===== DATA UNDER STUDY

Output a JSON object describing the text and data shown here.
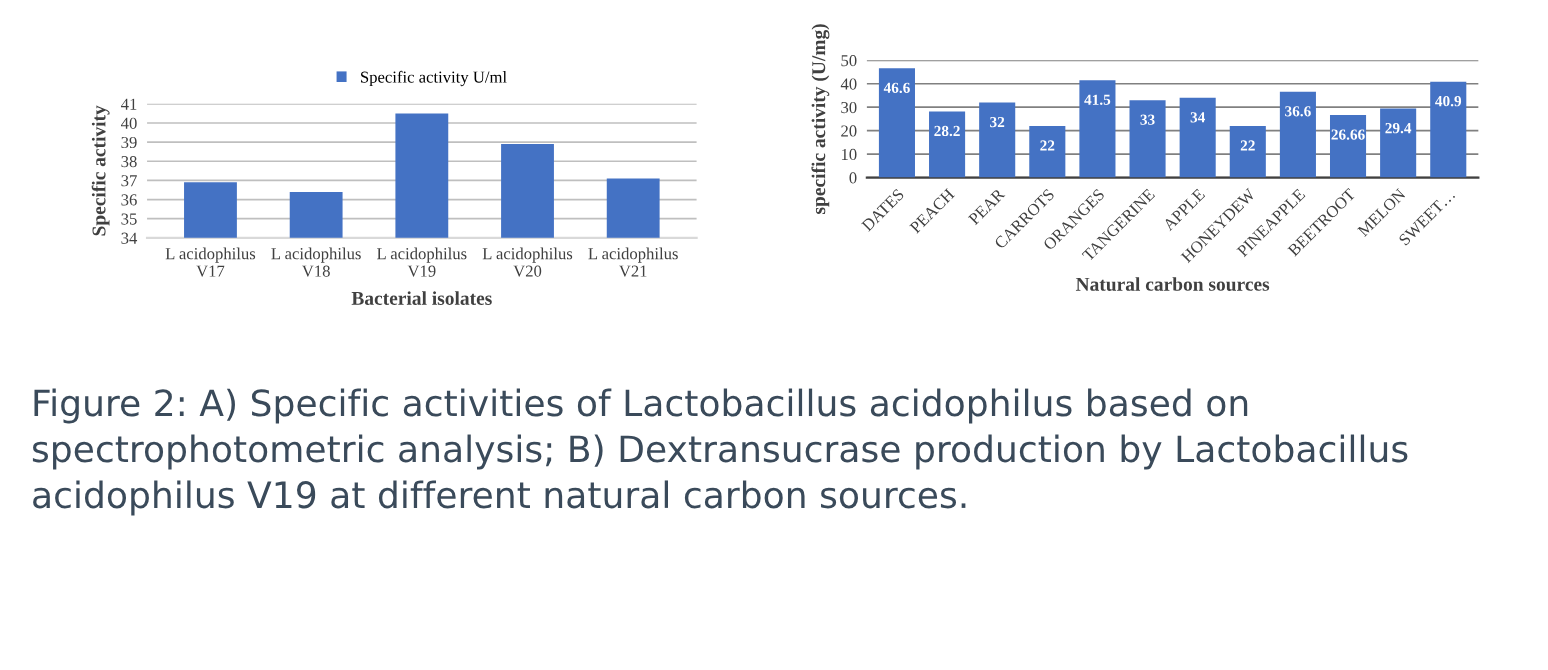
{
  "chart_data": [
    {
      "type": "bar",
      "xlabel": "Bacterial isolates",
      "ylabel": "Specific activity",
      "categories": [
        "L acidophilus V17",
        "L acidophilus V18",
        "L acidophilus V19",
        "L acidophilus V20",
        "L acidophilus V21"
      ],
      "series": [
        {
          "name": "Specific activity U/ml",
          "color": "#4472c4",
          "values": [
            36.9,
            36.4,
            40.5,
            38.9,
            37.1
          ]
        }
      ],
      "ylim": [
        34,
        41
      ],
      "yticks": [
        34,
        35,
        36,
        37,
        38,
        39,
        40,
        41
      ],
      "grid": "y",
      "legend": "top",
      "annotations": [
        "Figure 2: A) Specific activities of Lactobacillus acidophilus based on spectrophotometric analysis; B) Dextransucrase production by Lactobacillus acidophilus V19 at different natural carbon sources."
      ]
    },
    {
      "type": "bar",
      "xlabel": "Natural carbon sources",
      "ylabel": "specific activity (U/mg)",
      "categories": [
        "DATES",
        "PEACH",
        "PEAR",
        "CARROTS",
        "ORANGES",
        "TANGERINE",
        "APPLE",
        "HONEYDEW",
        "PINEAPPLE",
        "BEETROOT",
        "MELON",
        "SWEET…"
      ],
      "series": [
        {
          "color": "#4472c4",
          "values": [
            46.6,
            28.2,
            32,
            22,
            41.5,
            33,
            34,
            22,
            36.6,
            26.66,
            29.4,
            40.9
          ]
        }
      ],
      "ylim": [
        0,
        50
      ],
      "yticks": [
        0,
        10,
        20,
        30,
        40,
        50
      ],
      "grid": "y",
      "data_labels": true
    }
  ]
}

==========

→ PROBLEM REQUIREMENTS:
Count up the lines of the listing in which the word "acidophilus" occurs, then state that number by itself.

→ RESULT OF THE EXERCISE:
6